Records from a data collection

+ + + + + + +

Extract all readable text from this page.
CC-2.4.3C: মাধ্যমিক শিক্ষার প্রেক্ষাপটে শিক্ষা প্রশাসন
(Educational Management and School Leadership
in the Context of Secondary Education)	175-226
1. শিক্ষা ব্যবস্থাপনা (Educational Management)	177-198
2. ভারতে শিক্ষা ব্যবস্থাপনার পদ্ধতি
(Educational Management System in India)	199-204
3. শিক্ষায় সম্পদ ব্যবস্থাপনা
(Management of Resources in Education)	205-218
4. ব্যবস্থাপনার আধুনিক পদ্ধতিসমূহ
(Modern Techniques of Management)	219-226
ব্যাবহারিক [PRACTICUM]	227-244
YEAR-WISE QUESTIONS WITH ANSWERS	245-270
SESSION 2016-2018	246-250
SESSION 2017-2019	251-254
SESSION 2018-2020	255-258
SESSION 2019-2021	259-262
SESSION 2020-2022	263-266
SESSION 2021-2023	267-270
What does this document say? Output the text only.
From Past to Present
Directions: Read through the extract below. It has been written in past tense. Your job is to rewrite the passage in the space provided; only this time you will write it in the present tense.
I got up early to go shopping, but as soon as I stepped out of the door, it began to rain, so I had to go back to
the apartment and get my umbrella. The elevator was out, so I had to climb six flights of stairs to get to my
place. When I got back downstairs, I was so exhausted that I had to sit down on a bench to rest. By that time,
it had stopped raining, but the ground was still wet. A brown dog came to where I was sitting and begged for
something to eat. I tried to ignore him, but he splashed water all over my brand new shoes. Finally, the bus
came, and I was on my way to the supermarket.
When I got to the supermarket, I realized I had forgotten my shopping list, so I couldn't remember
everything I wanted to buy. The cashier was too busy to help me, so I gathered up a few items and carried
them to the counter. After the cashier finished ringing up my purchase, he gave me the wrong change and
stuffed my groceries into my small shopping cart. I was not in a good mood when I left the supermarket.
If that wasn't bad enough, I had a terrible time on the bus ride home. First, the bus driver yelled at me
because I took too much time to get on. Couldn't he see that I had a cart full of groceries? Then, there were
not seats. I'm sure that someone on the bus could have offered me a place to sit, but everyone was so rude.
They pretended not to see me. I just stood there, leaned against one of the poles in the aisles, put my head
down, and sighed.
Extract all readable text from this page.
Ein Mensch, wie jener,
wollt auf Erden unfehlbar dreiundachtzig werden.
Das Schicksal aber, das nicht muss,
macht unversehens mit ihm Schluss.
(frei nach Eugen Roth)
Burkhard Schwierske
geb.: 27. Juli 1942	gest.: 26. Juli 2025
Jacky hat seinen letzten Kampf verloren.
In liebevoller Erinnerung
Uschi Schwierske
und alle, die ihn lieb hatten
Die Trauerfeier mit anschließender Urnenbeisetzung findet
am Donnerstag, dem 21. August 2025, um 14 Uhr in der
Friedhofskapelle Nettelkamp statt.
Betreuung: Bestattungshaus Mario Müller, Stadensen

+ + + + + + +

SET PROBLEM -
Gather up every line in the data above that contains the word "Schwierske", copying each one.

SOLUTION FOR THIS PROBLEM -
Burkhard Schwierske
Uschi Schwierske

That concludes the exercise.